[WRITTEN TASK]: Using the data below, copy each line that includes the word "text".

Recorded data
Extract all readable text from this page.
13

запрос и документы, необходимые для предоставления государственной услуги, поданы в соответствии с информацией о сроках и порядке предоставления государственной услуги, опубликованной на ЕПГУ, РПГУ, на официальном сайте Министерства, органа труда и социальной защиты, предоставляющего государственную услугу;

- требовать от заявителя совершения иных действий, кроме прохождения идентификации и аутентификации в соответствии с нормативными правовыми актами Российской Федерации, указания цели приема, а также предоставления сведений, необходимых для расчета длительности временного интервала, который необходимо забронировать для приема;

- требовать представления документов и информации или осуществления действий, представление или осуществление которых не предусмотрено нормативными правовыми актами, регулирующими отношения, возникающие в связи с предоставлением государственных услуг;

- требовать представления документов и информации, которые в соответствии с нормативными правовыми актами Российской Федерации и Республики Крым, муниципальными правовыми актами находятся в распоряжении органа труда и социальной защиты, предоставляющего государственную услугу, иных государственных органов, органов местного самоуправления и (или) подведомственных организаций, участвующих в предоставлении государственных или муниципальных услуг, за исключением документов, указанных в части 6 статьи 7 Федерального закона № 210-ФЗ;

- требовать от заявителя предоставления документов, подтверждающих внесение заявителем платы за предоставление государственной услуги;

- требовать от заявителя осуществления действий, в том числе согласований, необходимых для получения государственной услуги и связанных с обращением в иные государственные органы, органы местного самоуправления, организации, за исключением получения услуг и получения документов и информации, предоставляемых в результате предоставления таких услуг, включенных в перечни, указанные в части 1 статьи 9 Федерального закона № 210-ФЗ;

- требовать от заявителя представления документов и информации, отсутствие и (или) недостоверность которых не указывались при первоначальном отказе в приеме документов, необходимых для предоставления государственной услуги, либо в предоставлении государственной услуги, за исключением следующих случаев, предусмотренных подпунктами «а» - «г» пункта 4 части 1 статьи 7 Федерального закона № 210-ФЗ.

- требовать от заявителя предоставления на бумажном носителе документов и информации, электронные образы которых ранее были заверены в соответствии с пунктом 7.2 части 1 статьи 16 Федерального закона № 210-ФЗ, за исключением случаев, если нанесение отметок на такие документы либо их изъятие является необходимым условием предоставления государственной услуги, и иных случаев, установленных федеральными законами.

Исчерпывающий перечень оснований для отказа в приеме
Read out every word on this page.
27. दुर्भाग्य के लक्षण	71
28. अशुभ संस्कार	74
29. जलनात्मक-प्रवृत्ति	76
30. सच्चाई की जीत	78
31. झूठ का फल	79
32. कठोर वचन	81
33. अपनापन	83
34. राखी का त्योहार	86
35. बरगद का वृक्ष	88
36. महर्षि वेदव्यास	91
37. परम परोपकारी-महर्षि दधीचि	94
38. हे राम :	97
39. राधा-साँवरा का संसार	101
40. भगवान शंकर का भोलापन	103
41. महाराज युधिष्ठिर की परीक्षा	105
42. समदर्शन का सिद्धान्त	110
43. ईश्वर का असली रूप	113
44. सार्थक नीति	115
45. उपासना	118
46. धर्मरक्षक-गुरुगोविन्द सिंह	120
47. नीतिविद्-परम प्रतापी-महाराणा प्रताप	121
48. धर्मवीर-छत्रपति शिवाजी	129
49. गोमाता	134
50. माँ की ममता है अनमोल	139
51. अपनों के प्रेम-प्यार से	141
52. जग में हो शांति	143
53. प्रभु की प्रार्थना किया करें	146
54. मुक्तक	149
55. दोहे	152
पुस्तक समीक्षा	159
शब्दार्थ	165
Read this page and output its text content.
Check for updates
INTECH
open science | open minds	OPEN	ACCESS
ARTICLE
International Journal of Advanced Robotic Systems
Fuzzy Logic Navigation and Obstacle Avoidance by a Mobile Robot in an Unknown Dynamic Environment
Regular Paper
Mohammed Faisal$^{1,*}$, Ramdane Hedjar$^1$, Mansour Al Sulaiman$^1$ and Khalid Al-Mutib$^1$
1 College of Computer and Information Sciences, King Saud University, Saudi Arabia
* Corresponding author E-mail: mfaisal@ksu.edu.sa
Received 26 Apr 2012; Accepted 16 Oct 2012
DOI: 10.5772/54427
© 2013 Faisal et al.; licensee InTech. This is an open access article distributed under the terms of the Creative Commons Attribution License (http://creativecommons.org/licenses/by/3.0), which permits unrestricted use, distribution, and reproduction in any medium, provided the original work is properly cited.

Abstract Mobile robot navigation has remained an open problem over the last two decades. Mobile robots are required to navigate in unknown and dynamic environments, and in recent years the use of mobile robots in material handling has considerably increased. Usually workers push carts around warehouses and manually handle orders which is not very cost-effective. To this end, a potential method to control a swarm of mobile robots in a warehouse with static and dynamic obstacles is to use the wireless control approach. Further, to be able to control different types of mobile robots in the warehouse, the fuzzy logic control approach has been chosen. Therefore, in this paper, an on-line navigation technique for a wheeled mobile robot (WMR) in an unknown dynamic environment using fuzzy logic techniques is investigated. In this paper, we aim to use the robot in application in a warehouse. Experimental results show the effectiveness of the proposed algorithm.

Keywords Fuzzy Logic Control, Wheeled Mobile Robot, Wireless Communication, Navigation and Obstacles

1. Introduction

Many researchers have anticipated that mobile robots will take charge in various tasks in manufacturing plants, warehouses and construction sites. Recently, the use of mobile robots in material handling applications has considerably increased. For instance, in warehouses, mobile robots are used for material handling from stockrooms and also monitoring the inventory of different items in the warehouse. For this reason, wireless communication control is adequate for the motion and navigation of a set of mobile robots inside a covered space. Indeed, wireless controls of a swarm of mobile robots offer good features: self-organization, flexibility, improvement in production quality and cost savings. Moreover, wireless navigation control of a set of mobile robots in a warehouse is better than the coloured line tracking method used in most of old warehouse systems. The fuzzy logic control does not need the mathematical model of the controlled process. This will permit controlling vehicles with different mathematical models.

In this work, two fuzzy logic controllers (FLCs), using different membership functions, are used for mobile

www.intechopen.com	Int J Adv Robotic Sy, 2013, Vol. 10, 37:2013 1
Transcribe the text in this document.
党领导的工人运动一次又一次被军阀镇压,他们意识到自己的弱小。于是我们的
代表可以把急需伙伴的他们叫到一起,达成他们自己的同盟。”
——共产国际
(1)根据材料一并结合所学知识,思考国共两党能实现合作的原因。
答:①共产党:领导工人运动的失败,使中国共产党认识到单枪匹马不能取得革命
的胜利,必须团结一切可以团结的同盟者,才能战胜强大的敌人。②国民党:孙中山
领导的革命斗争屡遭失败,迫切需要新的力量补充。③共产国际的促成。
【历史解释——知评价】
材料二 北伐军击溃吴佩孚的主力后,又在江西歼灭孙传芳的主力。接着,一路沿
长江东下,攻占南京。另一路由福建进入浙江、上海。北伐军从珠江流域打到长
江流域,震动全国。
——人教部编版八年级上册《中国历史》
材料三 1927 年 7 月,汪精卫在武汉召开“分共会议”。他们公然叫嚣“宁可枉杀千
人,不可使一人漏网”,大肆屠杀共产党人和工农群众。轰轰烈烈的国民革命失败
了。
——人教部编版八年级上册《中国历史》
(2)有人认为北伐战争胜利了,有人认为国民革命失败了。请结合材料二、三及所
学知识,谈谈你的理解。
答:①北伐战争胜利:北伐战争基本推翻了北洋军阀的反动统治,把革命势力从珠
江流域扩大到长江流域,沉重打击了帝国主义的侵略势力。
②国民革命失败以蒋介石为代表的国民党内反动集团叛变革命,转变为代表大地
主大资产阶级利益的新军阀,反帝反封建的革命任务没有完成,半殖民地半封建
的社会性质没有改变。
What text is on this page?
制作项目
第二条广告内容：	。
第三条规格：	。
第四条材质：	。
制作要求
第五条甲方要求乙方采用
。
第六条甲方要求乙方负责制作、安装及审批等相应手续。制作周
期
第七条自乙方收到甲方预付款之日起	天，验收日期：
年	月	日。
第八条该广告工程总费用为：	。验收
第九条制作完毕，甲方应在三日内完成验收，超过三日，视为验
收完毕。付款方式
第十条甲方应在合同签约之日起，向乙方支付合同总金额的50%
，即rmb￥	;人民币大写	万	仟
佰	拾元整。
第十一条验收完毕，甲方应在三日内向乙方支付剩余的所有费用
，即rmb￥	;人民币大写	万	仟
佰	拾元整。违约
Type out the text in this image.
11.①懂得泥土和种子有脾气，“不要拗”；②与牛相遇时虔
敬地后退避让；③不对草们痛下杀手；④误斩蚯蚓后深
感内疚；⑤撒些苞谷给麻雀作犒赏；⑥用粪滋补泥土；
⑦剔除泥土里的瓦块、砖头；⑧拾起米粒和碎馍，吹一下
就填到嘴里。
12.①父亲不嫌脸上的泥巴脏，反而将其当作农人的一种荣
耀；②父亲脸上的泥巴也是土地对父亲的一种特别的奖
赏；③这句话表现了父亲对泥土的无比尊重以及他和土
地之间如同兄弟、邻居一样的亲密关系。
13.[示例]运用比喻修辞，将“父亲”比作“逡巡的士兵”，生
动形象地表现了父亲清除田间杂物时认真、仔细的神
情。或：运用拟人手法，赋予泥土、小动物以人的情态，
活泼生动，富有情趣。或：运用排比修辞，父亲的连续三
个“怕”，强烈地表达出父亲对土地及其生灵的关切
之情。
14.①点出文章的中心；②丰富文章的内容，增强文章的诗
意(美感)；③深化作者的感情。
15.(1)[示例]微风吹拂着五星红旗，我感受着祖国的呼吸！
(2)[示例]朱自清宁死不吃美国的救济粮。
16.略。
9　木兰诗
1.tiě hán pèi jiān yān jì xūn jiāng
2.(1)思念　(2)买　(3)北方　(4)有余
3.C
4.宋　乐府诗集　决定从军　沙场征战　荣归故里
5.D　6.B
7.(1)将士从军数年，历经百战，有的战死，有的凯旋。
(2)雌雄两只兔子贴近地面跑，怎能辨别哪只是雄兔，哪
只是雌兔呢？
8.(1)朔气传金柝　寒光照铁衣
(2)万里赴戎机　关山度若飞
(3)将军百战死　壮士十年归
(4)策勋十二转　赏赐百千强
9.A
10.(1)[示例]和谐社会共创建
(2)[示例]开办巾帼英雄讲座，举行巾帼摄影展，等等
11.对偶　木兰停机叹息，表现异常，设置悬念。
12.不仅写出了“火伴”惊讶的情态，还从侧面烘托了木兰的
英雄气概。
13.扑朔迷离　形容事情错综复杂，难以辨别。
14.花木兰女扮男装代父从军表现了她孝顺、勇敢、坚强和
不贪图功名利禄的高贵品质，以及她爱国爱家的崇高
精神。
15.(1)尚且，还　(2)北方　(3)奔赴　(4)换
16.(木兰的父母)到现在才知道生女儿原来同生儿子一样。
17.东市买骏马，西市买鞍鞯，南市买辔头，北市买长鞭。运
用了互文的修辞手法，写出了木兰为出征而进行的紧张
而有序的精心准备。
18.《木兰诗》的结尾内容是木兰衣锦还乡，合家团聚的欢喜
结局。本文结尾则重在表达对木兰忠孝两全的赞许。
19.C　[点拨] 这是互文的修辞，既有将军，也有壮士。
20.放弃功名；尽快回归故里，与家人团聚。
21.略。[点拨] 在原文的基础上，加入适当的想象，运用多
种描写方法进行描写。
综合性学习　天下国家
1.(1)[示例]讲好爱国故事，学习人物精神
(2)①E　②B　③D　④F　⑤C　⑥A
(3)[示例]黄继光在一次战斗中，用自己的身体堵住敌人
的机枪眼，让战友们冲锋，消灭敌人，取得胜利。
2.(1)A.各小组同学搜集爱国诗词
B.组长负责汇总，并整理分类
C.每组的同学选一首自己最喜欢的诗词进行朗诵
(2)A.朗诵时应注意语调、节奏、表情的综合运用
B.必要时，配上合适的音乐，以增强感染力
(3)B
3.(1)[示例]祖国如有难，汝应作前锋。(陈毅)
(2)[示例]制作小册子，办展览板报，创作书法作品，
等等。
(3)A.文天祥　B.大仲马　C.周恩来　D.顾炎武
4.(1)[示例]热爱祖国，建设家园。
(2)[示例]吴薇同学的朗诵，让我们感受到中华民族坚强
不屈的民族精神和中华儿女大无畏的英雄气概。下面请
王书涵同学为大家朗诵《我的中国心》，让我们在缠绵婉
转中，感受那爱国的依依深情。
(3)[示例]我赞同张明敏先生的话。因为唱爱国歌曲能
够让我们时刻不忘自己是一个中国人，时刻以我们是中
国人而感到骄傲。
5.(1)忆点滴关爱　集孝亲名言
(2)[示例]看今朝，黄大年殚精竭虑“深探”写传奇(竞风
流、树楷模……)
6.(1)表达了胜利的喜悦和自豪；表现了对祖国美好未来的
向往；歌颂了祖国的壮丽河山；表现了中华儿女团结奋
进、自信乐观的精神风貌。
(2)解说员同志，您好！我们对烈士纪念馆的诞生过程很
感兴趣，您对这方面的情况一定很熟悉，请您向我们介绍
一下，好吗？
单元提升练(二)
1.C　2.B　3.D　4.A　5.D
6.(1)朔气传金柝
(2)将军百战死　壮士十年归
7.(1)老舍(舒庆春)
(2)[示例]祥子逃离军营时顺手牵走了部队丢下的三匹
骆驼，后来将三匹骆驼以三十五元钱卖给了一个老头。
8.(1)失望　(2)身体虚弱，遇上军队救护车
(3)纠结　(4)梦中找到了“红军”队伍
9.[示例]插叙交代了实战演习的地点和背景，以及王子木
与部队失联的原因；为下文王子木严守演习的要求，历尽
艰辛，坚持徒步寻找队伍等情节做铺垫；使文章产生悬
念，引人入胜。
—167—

[EXERCISE SOLUTION]:
Extract all readable text from this page.
Read this page and output its text content.
Transcribe the text in this document.
What text is on this page?
Type out the text in this image.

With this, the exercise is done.